+++ Dataset content +++
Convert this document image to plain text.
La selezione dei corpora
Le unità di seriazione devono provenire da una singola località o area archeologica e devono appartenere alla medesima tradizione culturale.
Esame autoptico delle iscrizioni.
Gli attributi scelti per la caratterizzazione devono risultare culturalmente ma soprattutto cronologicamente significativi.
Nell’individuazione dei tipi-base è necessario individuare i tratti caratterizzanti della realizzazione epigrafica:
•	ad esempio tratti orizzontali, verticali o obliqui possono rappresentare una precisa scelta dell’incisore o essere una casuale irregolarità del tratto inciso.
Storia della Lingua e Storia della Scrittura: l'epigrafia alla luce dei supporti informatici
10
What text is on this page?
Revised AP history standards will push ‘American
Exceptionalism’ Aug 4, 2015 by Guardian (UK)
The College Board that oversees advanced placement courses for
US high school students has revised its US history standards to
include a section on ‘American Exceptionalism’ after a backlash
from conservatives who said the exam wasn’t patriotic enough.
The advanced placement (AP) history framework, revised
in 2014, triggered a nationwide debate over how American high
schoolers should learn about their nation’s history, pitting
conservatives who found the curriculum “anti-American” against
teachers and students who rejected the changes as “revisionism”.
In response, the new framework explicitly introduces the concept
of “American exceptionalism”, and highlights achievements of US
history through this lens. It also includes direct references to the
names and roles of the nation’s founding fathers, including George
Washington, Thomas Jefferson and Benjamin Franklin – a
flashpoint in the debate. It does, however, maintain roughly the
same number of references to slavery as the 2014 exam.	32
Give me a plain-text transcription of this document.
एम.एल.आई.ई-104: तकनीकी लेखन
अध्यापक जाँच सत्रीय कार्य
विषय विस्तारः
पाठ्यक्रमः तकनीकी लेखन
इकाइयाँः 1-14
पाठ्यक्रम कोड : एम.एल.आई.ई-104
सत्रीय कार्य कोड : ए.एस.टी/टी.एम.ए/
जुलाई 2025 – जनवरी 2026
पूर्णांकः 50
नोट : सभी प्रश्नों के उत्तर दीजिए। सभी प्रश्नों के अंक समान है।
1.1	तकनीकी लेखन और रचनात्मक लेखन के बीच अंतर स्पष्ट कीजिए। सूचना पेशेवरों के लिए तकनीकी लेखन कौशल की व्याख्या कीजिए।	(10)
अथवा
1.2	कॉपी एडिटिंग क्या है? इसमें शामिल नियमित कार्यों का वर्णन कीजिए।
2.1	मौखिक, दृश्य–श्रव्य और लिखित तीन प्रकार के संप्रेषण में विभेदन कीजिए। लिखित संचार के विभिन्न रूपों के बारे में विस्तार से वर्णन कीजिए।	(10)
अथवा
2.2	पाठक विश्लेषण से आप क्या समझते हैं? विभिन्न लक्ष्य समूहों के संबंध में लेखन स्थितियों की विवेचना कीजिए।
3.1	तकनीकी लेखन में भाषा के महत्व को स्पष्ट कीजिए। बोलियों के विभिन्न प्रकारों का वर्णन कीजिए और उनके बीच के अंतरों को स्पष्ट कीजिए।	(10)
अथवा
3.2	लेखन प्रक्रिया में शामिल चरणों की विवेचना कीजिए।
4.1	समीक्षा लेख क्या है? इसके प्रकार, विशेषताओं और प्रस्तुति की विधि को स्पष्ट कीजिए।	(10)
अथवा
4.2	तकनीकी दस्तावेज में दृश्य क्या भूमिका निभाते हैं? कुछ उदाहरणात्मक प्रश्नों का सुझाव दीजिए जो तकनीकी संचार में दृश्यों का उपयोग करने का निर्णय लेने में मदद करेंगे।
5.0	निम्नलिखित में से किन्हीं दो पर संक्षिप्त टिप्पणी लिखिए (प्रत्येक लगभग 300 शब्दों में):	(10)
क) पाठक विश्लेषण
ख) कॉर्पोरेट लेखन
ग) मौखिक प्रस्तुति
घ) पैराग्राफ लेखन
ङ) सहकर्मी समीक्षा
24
+++
● Required task:
Gather all lines with the string "document" from the data.

● Written response:
Convert this document image to plain text.
Give me a plain-text transcription of this document.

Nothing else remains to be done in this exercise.